┌────────

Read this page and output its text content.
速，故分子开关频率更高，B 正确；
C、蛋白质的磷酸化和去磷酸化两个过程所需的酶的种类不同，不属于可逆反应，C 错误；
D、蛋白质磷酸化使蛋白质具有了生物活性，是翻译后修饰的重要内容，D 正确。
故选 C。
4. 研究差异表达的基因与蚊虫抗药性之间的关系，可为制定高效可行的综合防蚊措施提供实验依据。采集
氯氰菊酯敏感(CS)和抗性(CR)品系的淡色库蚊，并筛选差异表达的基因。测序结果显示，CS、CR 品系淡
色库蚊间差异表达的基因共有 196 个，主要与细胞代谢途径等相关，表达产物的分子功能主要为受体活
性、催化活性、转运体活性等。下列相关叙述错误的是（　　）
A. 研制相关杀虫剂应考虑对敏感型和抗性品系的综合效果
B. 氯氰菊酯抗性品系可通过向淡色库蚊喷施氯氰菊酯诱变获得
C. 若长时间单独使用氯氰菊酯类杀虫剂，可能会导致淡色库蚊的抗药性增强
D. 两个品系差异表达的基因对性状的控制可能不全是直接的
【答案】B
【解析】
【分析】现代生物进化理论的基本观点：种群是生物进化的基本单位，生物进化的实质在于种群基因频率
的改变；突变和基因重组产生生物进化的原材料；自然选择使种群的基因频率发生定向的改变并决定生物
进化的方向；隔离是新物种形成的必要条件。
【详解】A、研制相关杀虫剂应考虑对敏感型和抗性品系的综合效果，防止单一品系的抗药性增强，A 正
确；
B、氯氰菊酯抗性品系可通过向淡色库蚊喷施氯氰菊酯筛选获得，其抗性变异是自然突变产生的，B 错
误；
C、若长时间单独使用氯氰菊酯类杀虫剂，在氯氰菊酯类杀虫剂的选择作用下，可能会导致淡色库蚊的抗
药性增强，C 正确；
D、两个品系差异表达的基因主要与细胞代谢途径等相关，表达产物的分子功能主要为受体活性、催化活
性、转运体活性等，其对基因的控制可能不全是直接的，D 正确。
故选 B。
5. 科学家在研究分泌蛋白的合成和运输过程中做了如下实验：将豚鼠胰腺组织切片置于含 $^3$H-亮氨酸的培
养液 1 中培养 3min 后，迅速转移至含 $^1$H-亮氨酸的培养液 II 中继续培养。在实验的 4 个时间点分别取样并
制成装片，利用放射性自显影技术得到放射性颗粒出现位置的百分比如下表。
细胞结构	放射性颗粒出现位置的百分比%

└────────

_Job_.
Extract the entries above verbatim.

_Result for this task_.
Read this page and output its text content.
速，故分子开关频率更高，B 正确；
C、蛋白质的磷酸化和去磷酸化两个过程所需的酶的种类不同，不属于可逆反应，C 错误；
D、蛋白质磷酸化使蛋白质具有了生物活性，是翻译后修饰的重要内容，D 正确。
故选 C。
4. 研究差异表达的基因与蚊虫抗药性之间的关系，可为制定高效可行的综合防蚊措施提供实验依据。采集
氯氰菊酯敏感(CS)和抗性(CR)品系的淡色库蚊，并筛选差异表达的基因。测序结果显示，CS、CR 品系淡
色库蚊间差异表达的基因共有 196 个，主要与细胞代谢途径等相关，表达产物的分子功能主要为受体活
性、催化活性、转运体活性等。下列相关叙述错误的是（　　）
A. 研制相关杀虫剂应考虑对敏感型和抗性品系的综合效果
B. 氯氰菊酯抗性品系可通过向淡色库蚊喷施氯氰菊酯诱变获得
C. 若长时间单独使用氯氰菊酯类杀虫剂，可能会导致淡色库蚊的抗药性增强
D. 两个品系差异表达的基因对性状的控制可能不全是直接的
【答案】B
【解析】
【分析】现代生物进化理论的基本观点：种群是生物进化的基本单位，生物进化的实质在于种群基因频率
的改变；突变和基因重组产生生物进化的原材料；自然选择使种群的基因频率发生定向的改变并决定生物
进化的方向；隔离是新物种形成的必要条件。
【详解】A、研制相关杀虫剂应考虑对敏感型和抗性品系的综合效果，防止单一品系的抗药性增强，A 正
确；
B、氯氰菊酯抗性品系可通过向淡色库蚊喷施氯氰菊酯筛选获得，其抗性变异是自然突变产生的，B 错
误；
C、若长时间单独使用氯氰菊酯类杀虫剂，在氯氰菊酯类杀虫剂的选择作用下，可能会导致淡色库蚊的抗
药性增强，C 正确；
D、两个品系差异表达的基因主要与细胞代谢途径等相关，表达产物的分子功能主要为受体活性、催化活
性、转运体活性等，其对基因的控制可能不全是直接的，D 正确。
故选 B。
5. 科学家在研究分泌蛋白的合成和运输过程中做了如下实验：将豚鼠胰腺组织切片置于含 $^3$H-亮氨酸的培
养液 1 中培养 3min 后，迅速转移至含 $^1$H-亮氨酸的培养液 II 中继续培养。在实验的 4 个时间点分别取样并
制成装片，利用放射性自显影技术得到放射性颗粒出现位置的百分比如下表。
细胞结构	放射性颗粒出现位置的百分比%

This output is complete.